> _Extracted material_:

○ ○ ○ ○

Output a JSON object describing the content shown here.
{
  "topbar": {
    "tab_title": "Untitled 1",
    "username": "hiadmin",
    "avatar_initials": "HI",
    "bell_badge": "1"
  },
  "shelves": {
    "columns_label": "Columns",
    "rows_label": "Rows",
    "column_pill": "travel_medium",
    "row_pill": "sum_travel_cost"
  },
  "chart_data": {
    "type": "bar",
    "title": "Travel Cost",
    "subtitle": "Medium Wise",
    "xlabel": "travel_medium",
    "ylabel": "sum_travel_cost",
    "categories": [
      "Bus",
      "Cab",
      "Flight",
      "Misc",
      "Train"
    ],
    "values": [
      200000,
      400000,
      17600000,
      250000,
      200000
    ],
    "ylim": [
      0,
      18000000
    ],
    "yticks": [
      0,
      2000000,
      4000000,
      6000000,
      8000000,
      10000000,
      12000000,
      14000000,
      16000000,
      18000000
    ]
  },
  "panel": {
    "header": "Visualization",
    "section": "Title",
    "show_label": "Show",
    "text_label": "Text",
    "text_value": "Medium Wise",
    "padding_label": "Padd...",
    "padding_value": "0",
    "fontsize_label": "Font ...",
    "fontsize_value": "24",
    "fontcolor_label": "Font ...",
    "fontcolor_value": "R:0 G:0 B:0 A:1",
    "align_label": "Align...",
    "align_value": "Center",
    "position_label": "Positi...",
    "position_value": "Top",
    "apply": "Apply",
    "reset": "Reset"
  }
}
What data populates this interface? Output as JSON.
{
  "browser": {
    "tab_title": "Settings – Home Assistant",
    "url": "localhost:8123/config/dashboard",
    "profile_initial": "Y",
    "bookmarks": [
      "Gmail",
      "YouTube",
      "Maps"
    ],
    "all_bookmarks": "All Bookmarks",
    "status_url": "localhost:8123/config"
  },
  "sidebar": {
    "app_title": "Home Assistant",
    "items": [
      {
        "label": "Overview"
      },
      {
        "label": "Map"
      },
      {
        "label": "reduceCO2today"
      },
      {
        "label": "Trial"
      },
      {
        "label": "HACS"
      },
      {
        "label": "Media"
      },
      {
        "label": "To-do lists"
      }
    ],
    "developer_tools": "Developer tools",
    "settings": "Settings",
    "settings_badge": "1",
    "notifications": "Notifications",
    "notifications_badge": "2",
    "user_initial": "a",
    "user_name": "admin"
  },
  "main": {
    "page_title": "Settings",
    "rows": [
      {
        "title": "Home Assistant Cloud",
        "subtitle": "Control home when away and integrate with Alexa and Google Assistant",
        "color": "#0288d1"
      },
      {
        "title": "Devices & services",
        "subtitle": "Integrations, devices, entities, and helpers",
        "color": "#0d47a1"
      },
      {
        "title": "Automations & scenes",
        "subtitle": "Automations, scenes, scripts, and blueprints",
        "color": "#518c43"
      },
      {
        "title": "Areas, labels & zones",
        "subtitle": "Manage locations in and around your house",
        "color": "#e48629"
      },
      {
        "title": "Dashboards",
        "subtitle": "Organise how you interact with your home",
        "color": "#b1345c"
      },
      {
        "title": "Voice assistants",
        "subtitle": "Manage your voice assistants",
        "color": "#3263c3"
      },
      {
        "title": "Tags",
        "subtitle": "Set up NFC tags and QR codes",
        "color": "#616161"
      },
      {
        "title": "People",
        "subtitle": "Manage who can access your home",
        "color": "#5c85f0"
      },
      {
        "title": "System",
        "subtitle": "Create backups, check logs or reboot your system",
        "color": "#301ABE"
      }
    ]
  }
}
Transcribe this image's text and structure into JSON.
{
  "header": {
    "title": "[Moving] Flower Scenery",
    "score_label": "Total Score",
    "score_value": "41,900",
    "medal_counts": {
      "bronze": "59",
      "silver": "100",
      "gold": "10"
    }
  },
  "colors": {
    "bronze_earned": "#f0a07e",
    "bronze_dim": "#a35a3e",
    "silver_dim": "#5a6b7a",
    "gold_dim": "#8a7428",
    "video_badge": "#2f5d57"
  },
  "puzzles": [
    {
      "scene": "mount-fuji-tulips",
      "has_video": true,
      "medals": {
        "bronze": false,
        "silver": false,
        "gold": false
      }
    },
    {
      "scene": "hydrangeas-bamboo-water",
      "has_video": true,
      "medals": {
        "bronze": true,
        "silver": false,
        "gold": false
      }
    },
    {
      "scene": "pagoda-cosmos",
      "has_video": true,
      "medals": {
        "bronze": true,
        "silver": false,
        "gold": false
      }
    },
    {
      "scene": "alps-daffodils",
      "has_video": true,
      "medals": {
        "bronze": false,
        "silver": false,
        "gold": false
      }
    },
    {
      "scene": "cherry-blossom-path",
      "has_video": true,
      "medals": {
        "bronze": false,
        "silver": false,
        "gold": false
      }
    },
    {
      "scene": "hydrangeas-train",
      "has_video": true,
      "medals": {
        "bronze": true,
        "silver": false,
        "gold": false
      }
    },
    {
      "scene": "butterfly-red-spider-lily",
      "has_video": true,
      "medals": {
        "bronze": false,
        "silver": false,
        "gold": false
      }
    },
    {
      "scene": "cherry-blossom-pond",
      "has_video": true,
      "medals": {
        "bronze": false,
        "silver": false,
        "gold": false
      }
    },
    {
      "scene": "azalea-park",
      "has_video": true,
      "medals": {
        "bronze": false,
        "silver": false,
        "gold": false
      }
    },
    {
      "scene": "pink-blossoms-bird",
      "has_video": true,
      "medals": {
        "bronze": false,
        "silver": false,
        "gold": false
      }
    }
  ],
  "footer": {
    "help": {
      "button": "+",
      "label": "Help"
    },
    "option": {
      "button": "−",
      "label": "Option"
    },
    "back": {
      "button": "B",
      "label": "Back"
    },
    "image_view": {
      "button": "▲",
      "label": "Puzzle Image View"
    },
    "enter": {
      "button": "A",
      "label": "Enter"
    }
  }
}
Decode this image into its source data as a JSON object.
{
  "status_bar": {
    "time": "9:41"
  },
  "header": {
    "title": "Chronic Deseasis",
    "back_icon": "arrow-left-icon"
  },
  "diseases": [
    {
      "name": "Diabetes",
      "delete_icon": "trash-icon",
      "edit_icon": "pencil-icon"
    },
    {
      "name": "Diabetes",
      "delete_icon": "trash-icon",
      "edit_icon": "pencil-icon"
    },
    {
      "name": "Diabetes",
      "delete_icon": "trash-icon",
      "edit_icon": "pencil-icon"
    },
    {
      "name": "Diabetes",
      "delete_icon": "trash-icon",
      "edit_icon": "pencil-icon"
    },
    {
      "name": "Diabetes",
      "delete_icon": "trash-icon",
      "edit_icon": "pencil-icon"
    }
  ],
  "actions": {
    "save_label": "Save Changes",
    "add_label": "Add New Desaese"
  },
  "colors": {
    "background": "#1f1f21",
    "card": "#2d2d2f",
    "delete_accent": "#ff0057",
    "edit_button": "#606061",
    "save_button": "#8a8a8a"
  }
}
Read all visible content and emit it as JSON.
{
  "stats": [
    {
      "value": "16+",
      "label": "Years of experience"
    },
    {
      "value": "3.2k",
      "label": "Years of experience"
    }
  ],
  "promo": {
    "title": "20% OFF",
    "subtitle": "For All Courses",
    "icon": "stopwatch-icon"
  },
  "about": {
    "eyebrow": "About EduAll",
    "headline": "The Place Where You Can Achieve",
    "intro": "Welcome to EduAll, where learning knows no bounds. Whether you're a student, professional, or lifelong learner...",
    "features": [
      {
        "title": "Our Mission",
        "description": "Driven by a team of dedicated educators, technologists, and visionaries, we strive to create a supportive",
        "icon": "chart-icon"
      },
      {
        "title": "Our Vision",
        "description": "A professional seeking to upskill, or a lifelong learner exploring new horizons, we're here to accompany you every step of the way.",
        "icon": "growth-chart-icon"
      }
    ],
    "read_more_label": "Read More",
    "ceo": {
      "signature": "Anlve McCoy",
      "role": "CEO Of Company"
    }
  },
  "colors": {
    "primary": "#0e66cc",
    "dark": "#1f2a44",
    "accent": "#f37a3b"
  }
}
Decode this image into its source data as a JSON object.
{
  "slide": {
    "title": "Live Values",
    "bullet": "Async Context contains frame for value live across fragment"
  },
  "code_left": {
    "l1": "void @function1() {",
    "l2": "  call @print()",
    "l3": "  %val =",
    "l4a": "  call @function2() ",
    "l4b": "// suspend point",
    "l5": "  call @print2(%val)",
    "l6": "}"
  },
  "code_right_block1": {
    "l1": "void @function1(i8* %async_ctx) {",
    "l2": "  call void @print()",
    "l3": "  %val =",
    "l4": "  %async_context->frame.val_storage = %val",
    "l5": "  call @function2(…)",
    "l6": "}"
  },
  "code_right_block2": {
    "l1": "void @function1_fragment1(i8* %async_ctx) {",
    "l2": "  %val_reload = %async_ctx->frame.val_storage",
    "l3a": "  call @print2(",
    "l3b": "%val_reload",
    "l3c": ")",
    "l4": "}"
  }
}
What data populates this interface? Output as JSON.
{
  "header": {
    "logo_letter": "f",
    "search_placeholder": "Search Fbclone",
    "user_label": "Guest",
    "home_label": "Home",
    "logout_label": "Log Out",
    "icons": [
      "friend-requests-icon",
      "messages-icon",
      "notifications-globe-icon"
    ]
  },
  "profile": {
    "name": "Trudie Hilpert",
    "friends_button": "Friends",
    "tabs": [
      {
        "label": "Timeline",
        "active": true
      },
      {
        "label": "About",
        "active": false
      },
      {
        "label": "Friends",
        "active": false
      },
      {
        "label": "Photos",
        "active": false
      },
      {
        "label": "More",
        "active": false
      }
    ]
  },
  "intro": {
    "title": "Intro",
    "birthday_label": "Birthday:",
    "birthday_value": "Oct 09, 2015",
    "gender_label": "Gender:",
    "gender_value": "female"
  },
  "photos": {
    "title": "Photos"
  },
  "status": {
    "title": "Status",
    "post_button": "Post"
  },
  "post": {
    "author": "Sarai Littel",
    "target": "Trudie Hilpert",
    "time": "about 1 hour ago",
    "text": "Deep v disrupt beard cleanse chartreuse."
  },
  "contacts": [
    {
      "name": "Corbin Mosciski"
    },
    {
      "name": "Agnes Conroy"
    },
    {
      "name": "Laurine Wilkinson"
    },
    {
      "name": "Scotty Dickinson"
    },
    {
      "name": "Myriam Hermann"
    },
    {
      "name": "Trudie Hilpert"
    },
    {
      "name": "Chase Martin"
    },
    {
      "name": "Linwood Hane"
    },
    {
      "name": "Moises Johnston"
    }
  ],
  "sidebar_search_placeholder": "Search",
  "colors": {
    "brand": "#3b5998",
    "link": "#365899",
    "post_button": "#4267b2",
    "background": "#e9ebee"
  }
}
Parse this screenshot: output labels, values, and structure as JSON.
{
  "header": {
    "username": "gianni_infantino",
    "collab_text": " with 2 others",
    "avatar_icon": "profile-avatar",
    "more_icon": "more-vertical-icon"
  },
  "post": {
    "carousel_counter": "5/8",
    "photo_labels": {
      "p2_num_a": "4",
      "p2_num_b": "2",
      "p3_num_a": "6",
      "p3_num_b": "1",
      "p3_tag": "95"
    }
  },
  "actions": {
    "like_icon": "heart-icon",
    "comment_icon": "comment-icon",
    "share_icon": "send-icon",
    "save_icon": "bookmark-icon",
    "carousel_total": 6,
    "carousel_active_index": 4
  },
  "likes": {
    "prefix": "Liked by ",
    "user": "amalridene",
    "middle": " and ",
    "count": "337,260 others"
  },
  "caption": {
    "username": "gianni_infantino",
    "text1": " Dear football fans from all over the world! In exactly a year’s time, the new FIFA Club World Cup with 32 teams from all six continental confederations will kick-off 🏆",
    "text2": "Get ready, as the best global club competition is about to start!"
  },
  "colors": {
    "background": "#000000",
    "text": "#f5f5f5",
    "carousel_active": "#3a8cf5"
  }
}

○ ○ ○ ○

> _Your objective_: Pull out every line in the material above where "cherry" occurs.

> _Task response_:
      "scene": "cherry-blossom-path",
      "scene": "cherry-blossom-pond",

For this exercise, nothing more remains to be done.